» Records
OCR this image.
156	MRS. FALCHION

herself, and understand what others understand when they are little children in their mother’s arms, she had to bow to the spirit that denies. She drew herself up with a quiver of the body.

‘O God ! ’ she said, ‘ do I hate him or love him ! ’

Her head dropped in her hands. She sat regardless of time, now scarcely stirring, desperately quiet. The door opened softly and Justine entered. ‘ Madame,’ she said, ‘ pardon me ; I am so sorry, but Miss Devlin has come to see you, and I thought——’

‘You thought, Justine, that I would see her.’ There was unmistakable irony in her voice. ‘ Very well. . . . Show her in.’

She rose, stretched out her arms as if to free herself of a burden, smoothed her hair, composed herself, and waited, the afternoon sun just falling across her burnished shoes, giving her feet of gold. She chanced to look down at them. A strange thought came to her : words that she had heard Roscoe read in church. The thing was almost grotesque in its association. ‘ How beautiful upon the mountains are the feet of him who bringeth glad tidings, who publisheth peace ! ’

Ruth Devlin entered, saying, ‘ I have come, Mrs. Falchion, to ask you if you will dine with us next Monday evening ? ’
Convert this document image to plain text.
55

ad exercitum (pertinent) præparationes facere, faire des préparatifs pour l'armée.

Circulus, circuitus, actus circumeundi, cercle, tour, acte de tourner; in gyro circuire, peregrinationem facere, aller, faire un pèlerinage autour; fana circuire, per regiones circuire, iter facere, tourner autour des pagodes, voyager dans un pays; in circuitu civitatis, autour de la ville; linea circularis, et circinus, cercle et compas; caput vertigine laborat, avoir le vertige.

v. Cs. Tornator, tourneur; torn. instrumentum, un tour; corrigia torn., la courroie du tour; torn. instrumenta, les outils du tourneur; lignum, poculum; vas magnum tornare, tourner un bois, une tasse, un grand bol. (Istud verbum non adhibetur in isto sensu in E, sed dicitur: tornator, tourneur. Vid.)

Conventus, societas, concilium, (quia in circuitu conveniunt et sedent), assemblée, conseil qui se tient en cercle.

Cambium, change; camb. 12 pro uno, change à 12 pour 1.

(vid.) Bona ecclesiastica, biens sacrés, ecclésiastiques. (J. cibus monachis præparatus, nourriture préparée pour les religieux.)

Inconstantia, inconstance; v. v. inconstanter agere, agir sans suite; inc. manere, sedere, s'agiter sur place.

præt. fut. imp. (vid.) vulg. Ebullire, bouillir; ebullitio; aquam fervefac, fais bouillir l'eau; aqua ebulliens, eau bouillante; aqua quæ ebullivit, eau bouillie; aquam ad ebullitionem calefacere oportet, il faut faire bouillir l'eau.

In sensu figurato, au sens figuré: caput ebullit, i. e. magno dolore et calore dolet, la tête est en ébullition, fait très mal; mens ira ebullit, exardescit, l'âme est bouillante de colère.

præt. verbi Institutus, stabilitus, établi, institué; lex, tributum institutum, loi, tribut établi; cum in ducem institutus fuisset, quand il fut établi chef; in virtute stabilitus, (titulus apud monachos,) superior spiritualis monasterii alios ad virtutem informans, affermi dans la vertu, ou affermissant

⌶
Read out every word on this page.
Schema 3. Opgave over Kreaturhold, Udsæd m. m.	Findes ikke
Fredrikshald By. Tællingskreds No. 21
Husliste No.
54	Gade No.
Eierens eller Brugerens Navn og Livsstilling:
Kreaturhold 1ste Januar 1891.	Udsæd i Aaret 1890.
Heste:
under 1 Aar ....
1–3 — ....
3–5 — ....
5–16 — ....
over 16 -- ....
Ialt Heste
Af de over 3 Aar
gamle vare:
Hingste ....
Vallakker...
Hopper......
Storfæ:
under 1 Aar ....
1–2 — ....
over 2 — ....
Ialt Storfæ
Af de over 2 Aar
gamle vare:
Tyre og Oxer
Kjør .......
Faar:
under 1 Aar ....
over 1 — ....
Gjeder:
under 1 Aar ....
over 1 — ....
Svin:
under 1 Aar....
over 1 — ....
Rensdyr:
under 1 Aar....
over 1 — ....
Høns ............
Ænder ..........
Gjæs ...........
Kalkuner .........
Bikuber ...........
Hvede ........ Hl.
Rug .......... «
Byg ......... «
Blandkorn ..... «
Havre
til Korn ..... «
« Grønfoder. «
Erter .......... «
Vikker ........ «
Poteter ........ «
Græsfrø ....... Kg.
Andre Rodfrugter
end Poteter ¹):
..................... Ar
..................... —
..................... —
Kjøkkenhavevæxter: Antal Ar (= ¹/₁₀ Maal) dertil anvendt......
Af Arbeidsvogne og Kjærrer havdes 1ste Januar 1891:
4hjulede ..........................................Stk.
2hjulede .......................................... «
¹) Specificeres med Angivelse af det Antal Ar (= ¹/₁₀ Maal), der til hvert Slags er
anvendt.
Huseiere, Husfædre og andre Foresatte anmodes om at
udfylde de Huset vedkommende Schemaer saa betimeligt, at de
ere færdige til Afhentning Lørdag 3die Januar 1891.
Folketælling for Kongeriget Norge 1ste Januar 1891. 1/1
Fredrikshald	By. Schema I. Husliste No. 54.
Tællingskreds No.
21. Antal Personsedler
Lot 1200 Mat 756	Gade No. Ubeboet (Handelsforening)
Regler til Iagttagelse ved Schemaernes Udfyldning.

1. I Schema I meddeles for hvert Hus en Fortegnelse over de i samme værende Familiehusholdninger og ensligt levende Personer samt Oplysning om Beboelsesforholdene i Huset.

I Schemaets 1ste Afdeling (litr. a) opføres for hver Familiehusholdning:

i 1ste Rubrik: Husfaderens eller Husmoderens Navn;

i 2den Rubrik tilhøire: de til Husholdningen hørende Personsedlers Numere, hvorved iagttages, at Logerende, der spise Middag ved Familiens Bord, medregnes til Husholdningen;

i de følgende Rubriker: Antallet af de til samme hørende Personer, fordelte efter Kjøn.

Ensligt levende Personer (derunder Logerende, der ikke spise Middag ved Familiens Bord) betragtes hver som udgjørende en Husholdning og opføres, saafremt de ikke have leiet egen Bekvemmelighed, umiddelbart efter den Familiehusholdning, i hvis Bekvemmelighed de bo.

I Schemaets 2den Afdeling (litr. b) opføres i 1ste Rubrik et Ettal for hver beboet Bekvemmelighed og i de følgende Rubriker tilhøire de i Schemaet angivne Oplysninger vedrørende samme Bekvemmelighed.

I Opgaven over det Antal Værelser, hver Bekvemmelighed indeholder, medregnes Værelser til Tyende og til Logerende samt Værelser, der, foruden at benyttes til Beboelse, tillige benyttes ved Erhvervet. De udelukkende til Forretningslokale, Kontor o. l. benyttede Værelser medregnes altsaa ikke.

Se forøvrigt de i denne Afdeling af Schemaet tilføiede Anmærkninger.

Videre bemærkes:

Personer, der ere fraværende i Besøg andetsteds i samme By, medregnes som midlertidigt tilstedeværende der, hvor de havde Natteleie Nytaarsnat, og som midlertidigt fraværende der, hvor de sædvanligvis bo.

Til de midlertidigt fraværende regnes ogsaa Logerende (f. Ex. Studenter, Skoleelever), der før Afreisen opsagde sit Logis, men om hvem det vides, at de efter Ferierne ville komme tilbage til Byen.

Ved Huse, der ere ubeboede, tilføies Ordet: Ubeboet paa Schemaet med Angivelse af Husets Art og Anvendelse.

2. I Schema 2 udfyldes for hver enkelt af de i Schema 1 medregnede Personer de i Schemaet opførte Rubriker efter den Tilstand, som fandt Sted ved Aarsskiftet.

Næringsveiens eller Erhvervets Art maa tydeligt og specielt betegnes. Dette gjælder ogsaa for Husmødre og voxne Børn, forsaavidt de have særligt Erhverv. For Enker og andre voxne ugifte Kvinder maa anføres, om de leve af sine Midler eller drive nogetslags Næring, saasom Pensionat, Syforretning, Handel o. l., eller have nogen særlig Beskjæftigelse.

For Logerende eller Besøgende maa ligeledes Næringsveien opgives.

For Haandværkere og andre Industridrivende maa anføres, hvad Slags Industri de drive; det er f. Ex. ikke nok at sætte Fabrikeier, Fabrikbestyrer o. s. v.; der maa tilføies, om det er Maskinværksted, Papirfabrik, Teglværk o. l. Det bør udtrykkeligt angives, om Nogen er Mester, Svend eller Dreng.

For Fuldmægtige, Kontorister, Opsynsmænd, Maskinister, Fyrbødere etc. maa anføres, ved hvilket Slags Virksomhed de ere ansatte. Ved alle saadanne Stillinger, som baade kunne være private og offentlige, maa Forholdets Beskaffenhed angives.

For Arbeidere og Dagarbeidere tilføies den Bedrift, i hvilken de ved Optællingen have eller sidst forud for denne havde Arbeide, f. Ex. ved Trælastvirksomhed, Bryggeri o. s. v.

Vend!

» DIRECTIVE
Track down the lines that include the word "Tællingskreds" and copy them.

» EXERCISE RESULT
Fredrikshald By. Tællingskreds No. 21
Tællingskreds No.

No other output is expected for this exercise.